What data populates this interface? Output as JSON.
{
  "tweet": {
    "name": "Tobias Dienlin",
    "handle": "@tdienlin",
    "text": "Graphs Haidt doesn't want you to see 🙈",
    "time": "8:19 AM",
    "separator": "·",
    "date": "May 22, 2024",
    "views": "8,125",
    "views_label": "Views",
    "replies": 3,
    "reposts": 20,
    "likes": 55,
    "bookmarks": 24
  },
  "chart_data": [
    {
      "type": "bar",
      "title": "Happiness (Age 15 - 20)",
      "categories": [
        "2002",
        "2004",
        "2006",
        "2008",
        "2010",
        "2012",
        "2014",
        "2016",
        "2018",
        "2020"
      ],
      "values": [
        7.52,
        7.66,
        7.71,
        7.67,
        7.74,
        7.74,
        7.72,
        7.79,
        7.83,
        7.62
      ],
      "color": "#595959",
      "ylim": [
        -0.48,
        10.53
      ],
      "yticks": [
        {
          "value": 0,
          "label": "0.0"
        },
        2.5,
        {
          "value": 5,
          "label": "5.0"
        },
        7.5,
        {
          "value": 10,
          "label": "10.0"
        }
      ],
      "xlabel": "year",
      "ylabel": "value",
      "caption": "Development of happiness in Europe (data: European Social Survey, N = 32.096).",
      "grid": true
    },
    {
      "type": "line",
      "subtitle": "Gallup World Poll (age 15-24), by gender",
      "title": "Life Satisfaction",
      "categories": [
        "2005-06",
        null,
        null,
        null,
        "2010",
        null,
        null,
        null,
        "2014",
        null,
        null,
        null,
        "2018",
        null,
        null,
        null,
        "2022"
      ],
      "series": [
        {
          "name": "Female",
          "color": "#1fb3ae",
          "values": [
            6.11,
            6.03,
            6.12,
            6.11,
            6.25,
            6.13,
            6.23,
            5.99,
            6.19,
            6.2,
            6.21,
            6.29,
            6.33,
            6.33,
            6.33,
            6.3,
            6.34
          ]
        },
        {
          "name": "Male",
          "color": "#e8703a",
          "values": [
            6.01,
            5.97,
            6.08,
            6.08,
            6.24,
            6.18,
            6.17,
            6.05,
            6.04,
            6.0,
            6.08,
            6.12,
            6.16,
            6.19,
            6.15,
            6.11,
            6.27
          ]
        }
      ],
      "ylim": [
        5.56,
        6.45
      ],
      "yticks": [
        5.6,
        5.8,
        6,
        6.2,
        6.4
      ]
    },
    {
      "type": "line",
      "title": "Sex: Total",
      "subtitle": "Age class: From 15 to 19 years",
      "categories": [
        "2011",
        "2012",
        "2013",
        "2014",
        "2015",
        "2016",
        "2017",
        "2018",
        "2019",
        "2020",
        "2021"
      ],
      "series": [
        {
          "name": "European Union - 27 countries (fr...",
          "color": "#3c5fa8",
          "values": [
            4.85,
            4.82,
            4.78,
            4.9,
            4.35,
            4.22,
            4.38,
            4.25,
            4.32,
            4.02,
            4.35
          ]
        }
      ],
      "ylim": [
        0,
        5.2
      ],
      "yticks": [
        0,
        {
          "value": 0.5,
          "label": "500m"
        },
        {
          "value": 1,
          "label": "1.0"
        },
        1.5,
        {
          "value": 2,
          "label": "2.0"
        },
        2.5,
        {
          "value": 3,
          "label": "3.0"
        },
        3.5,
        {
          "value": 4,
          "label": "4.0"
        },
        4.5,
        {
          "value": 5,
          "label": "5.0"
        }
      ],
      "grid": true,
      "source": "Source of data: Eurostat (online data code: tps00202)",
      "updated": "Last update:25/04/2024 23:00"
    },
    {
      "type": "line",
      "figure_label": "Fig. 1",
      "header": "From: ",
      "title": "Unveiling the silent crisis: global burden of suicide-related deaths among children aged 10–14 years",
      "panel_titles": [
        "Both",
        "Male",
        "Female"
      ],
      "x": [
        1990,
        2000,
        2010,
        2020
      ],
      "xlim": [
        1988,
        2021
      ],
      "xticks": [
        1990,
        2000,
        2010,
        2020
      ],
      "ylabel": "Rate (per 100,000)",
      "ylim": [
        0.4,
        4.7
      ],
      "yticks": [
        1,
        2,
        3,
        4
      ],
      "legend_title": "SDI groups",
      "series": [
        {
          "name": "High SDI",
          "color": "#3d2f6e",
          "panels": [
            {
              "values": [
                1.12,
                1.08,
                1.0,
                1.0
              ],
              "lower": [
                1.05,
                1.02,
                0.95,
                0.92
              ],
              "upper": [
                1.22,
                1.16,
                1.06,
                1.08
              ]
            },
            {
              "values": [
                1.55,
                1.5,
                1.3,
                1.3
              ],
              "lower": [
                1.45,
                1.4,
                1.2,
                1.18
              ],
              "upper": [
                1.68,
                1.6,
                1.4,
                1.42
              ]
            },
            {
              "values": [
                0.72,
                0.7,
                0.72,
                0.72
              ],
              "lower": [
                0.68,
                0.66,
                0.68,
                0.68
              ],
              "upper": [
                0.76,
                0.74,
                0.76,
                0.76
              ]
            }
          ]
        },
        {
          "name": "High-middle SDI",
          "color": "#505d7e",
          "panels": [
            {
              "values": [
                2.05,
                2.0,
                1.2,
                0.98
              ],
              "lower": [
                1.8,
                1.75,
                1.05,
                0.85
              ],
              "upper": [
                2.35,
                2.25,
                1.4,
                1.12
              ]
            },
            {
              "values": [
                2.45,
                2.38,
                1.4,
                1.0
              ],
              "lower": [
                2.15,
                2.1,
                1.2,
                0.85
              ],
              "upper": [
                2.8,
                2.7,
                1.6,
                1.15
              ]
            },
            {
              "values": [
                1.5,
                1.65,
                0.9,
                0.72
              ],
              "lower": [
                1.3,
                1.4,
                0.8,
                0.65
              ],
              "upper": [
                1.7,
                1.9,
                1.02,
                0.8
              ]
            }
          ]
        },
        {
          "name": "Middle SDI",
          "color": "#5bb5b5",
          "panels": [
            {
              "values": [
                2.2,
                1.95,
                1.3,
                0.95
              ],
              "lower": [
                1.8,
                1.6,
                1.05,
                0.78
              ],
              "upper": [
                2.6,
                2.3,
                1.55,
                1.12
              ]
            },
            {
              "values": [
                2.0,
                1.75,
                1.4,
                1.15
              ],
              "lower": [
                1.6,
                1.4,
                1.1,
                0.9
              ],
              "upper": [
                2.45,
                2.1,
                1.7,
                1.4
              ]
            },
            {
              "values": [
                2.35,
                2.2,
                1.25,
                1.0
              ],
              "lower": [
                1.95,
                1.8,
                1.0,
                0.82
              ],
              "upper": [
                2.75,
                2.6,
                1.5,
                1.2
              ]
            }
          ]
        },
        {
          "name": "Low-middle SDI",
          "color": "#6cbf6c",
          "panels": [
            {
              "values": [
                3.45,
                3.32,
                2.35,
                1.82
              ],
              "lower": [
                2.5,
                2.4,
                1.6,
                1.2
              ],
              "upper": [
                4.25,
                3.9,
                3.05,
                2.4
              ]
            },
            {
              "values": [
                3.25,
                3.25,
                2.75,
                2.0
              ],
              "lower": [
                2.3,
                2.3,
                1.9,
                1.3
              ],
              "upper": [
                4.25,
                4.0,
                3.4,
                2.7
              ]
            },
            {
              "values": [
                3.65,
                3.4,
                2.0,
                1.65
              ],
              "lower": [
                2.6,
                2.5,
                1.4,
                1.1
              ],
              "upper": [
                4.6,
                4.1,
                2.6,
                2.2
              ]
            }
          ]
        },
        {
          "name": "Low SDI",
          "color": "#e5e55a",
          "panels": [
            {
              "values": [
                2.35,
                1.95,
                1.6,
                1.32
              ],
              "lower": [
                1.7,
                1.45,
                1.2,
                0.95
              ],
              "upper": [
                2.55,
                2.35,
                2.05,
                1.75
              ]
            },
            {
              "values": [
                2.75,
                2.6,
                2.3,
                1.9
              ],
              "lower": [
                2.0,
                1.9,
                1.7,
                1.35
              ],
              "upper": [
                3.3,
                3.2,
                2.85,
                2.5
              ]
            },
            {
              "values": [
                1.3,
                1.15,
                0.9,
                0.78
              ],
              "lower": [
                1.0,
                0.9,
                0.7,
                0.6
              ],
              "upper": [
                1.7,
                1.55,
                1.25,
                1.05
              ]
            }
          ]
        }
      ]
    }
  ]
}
****
#### Prompt
Which lines in the records above contain the string "years"? Copy each one.

#### Task solution
      "subtitle": "Age class: From 15 to 19 years",
      "title": "Unveiling the silent crisis: global burden of suicide-related deaths among children aged 10–14 years",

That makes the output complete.